■ Exercise prompt: Pictures aside, write out every record exactly as it appears.

■ Exercise inputs:
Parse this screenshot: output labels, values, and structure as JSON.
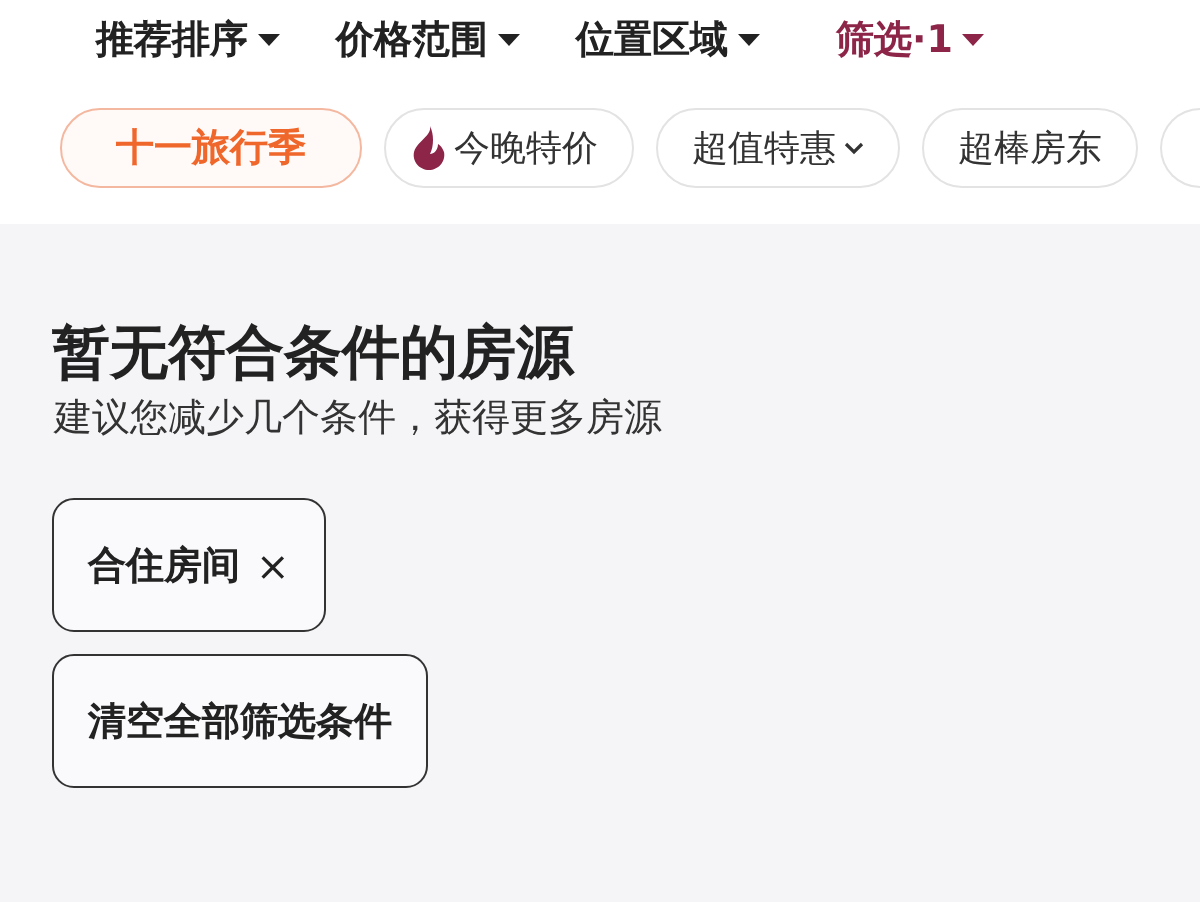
{
  "sort_bar": [
    {
      "label": "推荐排序",
      "active": false
    },
    {
      "label": "价格范围",
      "active": false
    },
    {
      "label": "位置区域",
      "active": false
    },
    {
      "label": "筛选·1",
      "active": true
    }
  ],
  "chips": [
    {
      "kind": "promo",
      "label": "十一旅行季"
    },
    {
      "kind": "flame",
      "label": "今晚特价"
    },
    {
      "kind": "dropdown",
      "label": "超值特惠"
    },
    {
      "kind": "plain",
      "label": "超棒房东"
    }
  ],
  "empty_state": {
    "title": "暂无符合条件的房源",
    "subtitle": "建议您减少几个条件，获得更多房源"
  },
  "active_filters": [
    {
      "label": "合住房间",
      "remove": "×"
    }
  ],
  "clear_button": "清空全部筛选条件"
}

■ Full answer:
Parse this screenshot: output labels, values, and structure as JSON.
{
  "sort_bar": [
    {
      "label": "推荐排序",
      "active": false
    },
    {
      "label": "价格范围",
      "active": false
    },
    {
      "label": "位置区域",
      "active": false
    },
    {
      "label": "筛选·1",
      "active": true
    }
  ],
  "chips": [
    {
      "kind": "promo",
      "label": "十一旅行季"
    },
    {
      "kind": "flame",
      "label": "今晚特价"
    },
    {
      "kind": "dropdown",
      "label": "超值特惠"
    },
    {
      "kind": "plain",
      "label": "超棒房东"
    }
  ],
  "empty_state": {
    "title": "暂无符合条件的房源",
    "subtitle": "建议您减少几个条件，获得更多房源"
  },
  "active_filters": [
    {
      "label": "合住房间",
      "remove": "×"
    }
  ],
  "clear_button": "清空全部筛选条件"
}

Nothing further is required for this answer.